> _GIVEN REQUEST_:
Take every line from the listing below that contains "arcmin".

> _EXTRACTED MATERIAL_:
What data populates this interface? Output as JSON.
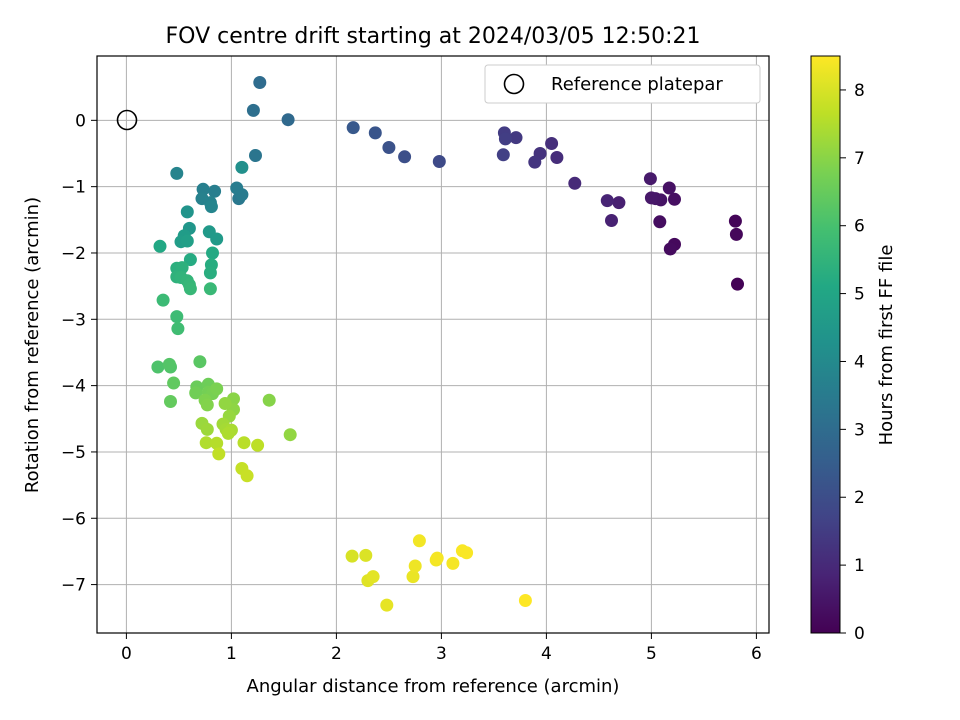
{
  "chart_data": {
    "type": "scatter",
    "title": "FOV centre drift starting at 2024/03/05 12:50:21",
    "xlabel": "Angular distance from reference (arcmin)",
    "ylabel": "Rotation from reference (arcmin)",
    "xlim": [
      -0.28,
      6.12
    ],
    "ylim": [
      -7.73,
      0.97
    ],
    "xticks": [
      0,
      1,
      2,
      3,
      4,
      5,
      6
    ],
    "yticks": [
      0,
      -1,
      -2,
      -3,
      -4,
      -5,
      -6,
      -7
    ],
    "grid": true,
    "legend": {
      "placement": "top-right",
      "entries": [
        "Reference platepar"
      ]
    },
    "reference_point": {
      "x": 0,
      "y": 0
    },
    "colorbar": {
      "label": "Hours from first FF file",
      "range": [
        0,
        8.5
      ],
      "ticks": [
        0,
        1,
        2,
        3,
        4,
        5,
        6,
        7,
        8
      ],
      "colormap": "viridis"
    },
    "points": [
      [
        5.82,
        -2.47,
        0.05
      ],
      [
        5.8,
        -1.52,
        0.1
      ],
      [
        5.81,
        -1.72,
        0.15
      ],
      [
        5.22,
        -1.87,
        0.2
      ],
      [
        5.18,
        -1.94,
        0.25
      ],
      [
        5.08,
        -1.53,
        0.3
      ],
      [
        5.22,
        -1.19,
        0.35
      ],
      [
        5.17,
        -1.02,
        0.4
      ],
      [
        5.09,
        -1.2,
        0.45
      ],
      [
        5.04,
        -1.18,
        0.5
      ],
      [
        5.0,
        -1.17,
        0.55
      ],
      [
        4.99,
        -0.88,
        0.6
      ],
      [
        4.69,
        -1.24,
        0.75
      ],
      [
        4.62,
        -1.51,
        0.8
      ],
      [
        4.58,
        -1.21,
        0.85
      ],
      [
        4.27,
        -0.95,
        1.0
      ],
      [
        4.1,
        -0.56,
        1.1
      ],
      [
        4.05,
        -0.35,
        1.15
      ],
      [
        3.94,
        -0.5,
        1.25
      ],
      [
        3.89,
        -0.63,
        1.3
      ],
      [
        3.71,
        -0.26,
        1.4
      ],
      [
        3.6,
        -0.19,
        1.5
      ],
      [
        3.61,
        -0.28,
        1.55
      ],
      [
        3.59,
        -0.52,
        1.6
      ],
      [
        2.98,
        -0.62,
        1.9
      ],
      [
        2.65,
        -0.55,
        2.05
      ],
      [
        2.5,
        -0.41,
        2.15
      ],
      [
        2.37,
        -0.19,
        2.25
      ],
      [
        2.16,
        -0.11,
        2.35
      ],
      [
        1.54,
        0.01,
        2.9
      ],
      [
        1.27,
        0.57,
        3.0
      ],
      [
        1.21,
        0.15,
        3.1
      ],
      [
        1.23,
        -0.53,
        3.3
      ],
      [
        1.07,
        -1.18,
        3.4
      ],
      [
        1.1,
        -1.12,
        3.5
      ],
      [
        1.05,
        -1.02,
        3.55
      ],
      [
        0.84,
        -1.07,
        3.6
      ],
      [
        0.73,
        -1.04,
        3.65
      ],
      [
        0.72,
        -1.18,
        3.7
      ],
      [
        0.8,
        -1.24,
        3.75
      ],
      [
        0.81,
        -1.3,
        3.85
      ],
      [
        0.48,
        -0.8,
        3.8
      ],
      [
        1.1,
        -0.71,
        4.2
      ],
      [
        0.58,
        -1.38,
        4.35
      ],
      [
        0.6,
        -1.63,
        4.45
      ],
      [
        0.79,
        -1.68,
        4.55
      ],
      [
        0.86,
        -1.79,
        4.6
      ],
      [
        0.55,
        -1.74,
        4.65
      ],
      [
        0.52,
        -1.83,
        4.7
      ],
      [
        0.58,
        -1.82,
        4.75
      ],
      [
        0.32,
        -1.9,
        5.1
      ],
      [
        0.82,
        -2.0,
        5.15
      ],
      [
        0.61,
        -2.1,
        5.2
      ],
      [
        0.81,
        -2.18,
        5.25
      ],
      [
        0.8,
        -2.3,
        5.3
      ],
      [
        0.48,
        -2.23,
        5.35
      ],
      [
        0.53,
        -2.22,
        5.4
      ],
      [
        0.48,
        -2.36,
        5.45
      ],
      [
        0.52,
        -2.37,
        5.5
      ],
      [
        0.58,
        -2.42,
        5.55
      ],
      [
        0.6,
        -2.48,
        5.6
      ],
      [
        0.61,
        -2.54,
        5.65
      ],
      [
        0.8,
        -2.54,
        5.7
      ],
      [
        0.35,
        -2.71,
        5.75
      ],
      [
        0.48,
        -2.96,
        5.8
      ],
      [
        0.49,
        -3.14,
        5.85
      ],
      [
        0.3,
        -3.72,
        6.1
      ],
      [
        0.42,
        -3.72,
        6.15
      ],
      [
        0.41,
        -3.68,
        6.2
      ],
      [
        0.7,
        -3.64,
        6.3
      ],
      [
        0.45,
        -3.96,
        6.4
      ],
      [
        0.42,
        -4.24,
        6.45
      ],
      [
        0.67,
        -4.02,
        6.55
      ],
      [
        0.78,
        -3.98,
        6.6
      ],
      [
        0.66,
        -4.11,
        6.65
      ],
      [
        0.78,
        -4.1,
        6.7
      ],
      [
        0.82,
        -4.12,
        6.75
      ],
      [
        0.86,
        -4.05,
        6.8
      ],
      [
        0.75,
        -4.22,
        6.85
      ],
      [
        0.77,
        -4.29,
        6.9
      ],
      [
        1.36,
        -4.22,
        6.95
      ],
      [
        1.02,
        -4.2,
        7.0
      ],
      [
        1.02,
        -4.36,
        7.05
      ],
      [
        0.94,
        -4.27,
        7.1
      ],
      [
        0.98,
        -4.46,
        7.15
      ],
      [
        0.72,
        -4.57,
        7.2
      ],
      [
        0.77,
        -4.66,
        7.25
      ],
      [
        0.92,
        -4.58,
        7.3
      ],
      [
        0.95,
        -4.66,
        7.35
      ],
      [
        1.0,
        -4.67,
        7.4
      ],
      [
        0.97,
        -4.72,
        7.45
      ],
      [
        1.56,
        -4.74,
        7.1
      ],
      [
        0.76,
        -4.86,
        7.5
      ],
      [
        0.86,
        -4.87,
        7.55
      ],
      [
        1.12,
        -4.86,
        7.6
      ],
      [
        1.25,
        -4.9,
        7.65
      ],
      [
        0.88,
        -5.03,
        7.7
      ],
      [
        1.1,
        -5.25,
        7.75
      ],
      [
        1.15,
        -5.36,
        7.8
      ],
      [
        2.15,
        -6.57,
        8.0
      ],
      [
        2.28,
        -6.56,
        8.05
      ],
      [
        2.3,
        -6.94,
        8.1
      ],
      [
        2.35,
        -6.88,
        8.15
      ],
      [
        2.48,
        -7.31,
        8.2
      ],
      [
        2.73,
        -6.88,
        8.25
      ],
      [
        2.75,
        -6.72,
        8.3
      ],
      [
        2.79,
        -6.34,
        8.35
      ],
      [
        2.95,
        -6.63,
        8.35
      ],
      [
        2.96,
        -6.6,
        8.4
      ],
      [
        3.11,
        -6.68,
        8.4
      ],
      [
        3.2,
        -6.49,
        8.45
      ],
      [
        3.24,
        -6.52,
        8.45
      ],
      [
        3.8,
        -7.24,
        8.5
      ]
    ]
  }
}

> _WORKED ANSWER_:
    "xlabel": "Angular distance from reference (arcmin)",
    "ylabel": "Rotation from reference (arcmin)",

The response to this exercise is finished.